**SET PROBLEM:** Write out the listing below exactly, and omit any images you find in it.

[Saved entries]
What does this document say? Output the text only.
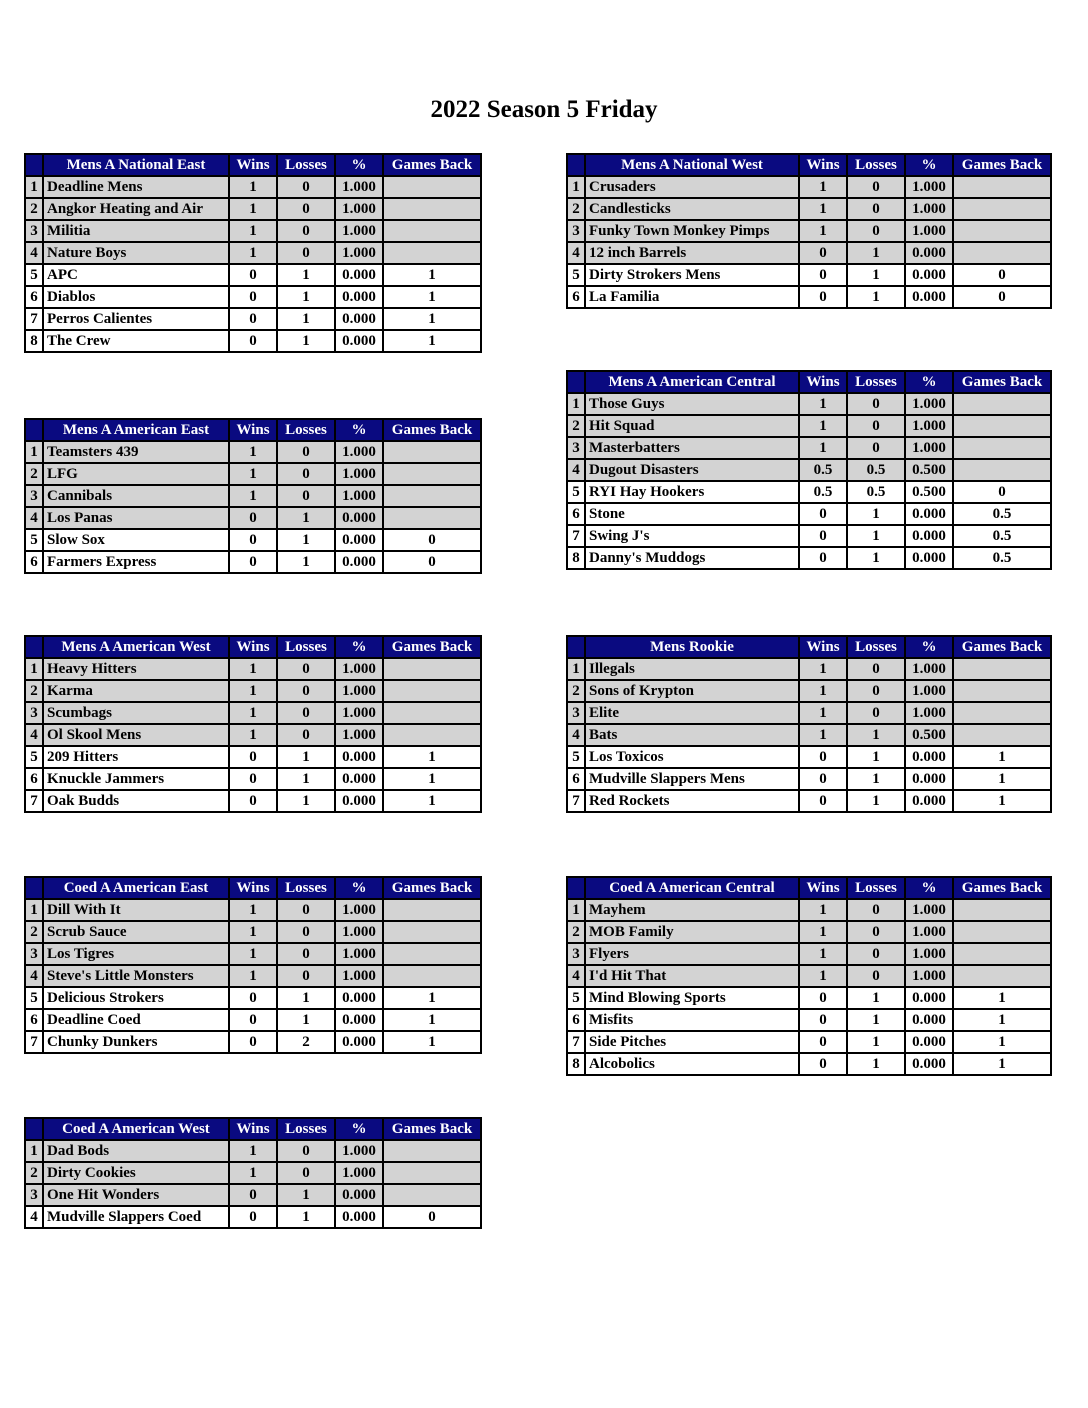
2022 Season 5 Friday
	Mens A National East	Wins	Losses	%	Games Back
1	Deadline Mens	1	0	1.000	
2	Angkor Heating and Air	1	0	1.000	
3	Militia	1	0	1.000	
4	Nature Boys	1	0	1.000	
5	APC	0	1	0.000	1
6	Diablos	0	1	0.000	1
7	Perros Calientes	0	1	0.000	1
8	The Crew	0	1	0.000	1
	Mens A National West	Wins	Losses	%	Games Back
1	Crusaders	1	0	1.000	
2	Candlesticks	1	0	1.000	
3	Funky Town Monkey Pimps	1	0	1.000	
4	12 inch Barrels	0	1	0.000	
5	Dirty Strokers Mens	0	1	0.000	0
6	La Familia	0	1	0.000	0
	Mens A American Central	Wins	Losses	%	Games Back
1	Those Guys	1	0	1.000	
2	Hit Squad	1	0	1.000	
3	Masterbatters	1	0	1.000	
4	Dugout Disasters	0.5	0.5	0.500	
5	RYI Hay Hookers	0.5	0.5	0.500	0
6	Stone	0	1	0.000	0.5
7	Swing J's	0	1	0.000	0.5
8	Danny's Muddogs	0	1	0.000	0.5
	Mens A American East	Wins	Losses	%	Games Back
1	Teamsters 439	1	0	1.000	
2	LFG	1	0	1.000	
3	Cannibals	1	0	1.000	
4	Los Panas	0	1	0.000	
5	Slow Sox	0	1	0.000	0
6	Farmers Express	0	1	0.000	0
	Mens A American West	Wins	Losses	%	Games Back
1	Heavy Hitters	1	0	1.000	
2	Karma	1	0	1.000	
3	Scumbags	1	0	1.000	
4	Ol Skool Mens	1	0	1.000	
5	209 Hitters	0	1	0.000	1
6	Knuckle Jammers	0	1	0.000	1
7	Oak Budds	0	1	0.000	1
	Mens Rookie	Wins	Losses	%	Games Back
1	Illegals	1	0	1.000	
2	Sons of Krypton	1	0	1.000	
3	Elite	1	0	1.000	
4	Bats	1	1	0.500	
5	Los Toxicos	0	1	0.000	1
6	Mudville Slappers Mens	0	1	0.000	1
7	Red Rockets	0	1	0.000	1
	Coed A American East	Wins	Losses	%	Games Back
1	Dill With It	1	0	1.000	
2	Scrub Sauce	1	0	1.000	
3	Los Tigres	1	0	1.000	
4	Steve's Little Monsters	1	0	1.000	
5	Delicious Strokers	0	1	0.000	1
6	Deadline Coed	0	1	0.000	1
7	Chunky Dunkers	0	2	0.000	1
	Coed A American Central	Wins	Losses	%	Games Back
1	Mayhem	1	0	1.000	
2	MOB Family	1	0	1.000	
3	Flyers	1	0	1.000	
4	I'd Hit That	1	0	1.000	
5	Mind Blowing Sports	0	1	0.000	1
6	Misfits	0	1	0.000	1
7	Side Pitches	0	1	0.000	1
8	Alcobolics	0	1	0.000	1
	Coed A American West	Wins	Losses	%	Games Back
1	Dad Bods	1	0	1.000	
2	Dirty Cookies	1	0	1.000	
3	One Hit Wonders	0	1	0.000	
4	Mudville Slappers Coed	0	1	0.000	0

**EXERCISE ANSWER:**
What does this document say? Output the text only.
2022 Season 5 Friday
	Mens A National East	Wins	Losses	%	Games Back
1	Deadline Mens	1	0	1.000	
2	Angkor Heating and Air	1	0	1.000	
3	Militia	1	0	1.000	
4	Nature Boys	1	0	1.000	
5	APC	0	1	0.000	1
6	Diablos	0	1	0.000	1
7	Perros Calientes	0	1	0.000	1
8	The Crew	0	1	0.000	1
	Mens A National West	Wins	Losses	%	Games Back
1	Crusaders	1	0	1.000	
2	Candlesticks	1	0	1.000	
3	Funky Town Monkey Pimps	1	0	1.000	
4	12 inch Barrels	0	1	0.000	
5	Dirty Strokers Mens	0	1	0.000	0
6	La Familia	0	1	0.000	0
	Mens A American Central	Wins	Losses	%	Games Back
1	Those Guys	1	0	1.000	
2	Hit Squad	1	0	1.000	
3	Masterbatters	1	0	1.000	
4	Dugout Disasters	0.5	0.5	0.500	
5	RYI Hay Hookers	0.5	0.5	0.500	0
6	Stone	0	1	0.000	0.5
7	Swing J's	0	1	0.000	0.5
8	Danny's Muddogs	0	1	0.000	0.5
	Mens A American East	Wins	Losses	%	Games Back
1	Teamsters 439	1	0	1.000	
2	LFG	1	0	1.000	
3	Cannibals	1	0	1.000	
4	Los Panas	0	1	0.000	
5	Slow Sox	0	1	0.000	0
6	Farmers Express	0	1	0.000	0
	Mens A American West	Wins	Losses	%	Games Back
1	Heavy Hitters	1	0	1.000	
2	Karma	1	0	1.000	
3	Scumbags	1	0	1.000	
4	Ol Skool Mens	1	0	1.000	
5	209 Hitters	0	1	0.000	1
6	Knuckle Jammers	0	1	0.000	1
7	Oak Budds	0	1	0.000	1
	Mens Rookie	Wins	Losses	%	Games Back
1	Illegals	1	0	1.000	
2	Sons of Krypton	1	0	1.000	
3	Elite	1	0	1.000	
4	Bats	1	1	0.500	
5	Los Toxicos	0	1	0.000	1
6	Mudville Slappers Mens	0	1	0.000	1
7	Red Rockets	0	1	0.000	1
	Coed A American East	Wins	Losses	%	Games Back
1	Dill With It	1	0	1.000	
2	Scrub Sauce	1	0	1.000	
3	Los Tigres	1	0	1.000	
4	Steve's Little Monsters	1	0	1.000	
5	Delicious Strokers	0	1	0.000	1
6	Deadline Coed	0	1	0.000	1
7	Chunky Dunkers	0	2	0.000	1
	Coed A American Central	Wins	Losses	%	Games Back
1	Mayhem	1	0	1.000	
2	MOB Family	1	0	1.000	
3	Flyers	1	0	1.000	
4	I'd Hit That	1	0	1.000	
5	Mind Blowing Sports	0	1	0.000	1
6	Misfits	0	1	0.000	1
7	Side Pitches	0	1	0.000	1
8	Alcobolics	0	1	0.000	1
	Coed A American West	Wins	Losses	%	Games Back
1	Dad Bods	1	0	1.000	
2	Dirty Cookies	1	0	1.000	
3	One Hit Wonders	0	1	0.000	
4	Mudville Slappers Coed	0	1	0.000	0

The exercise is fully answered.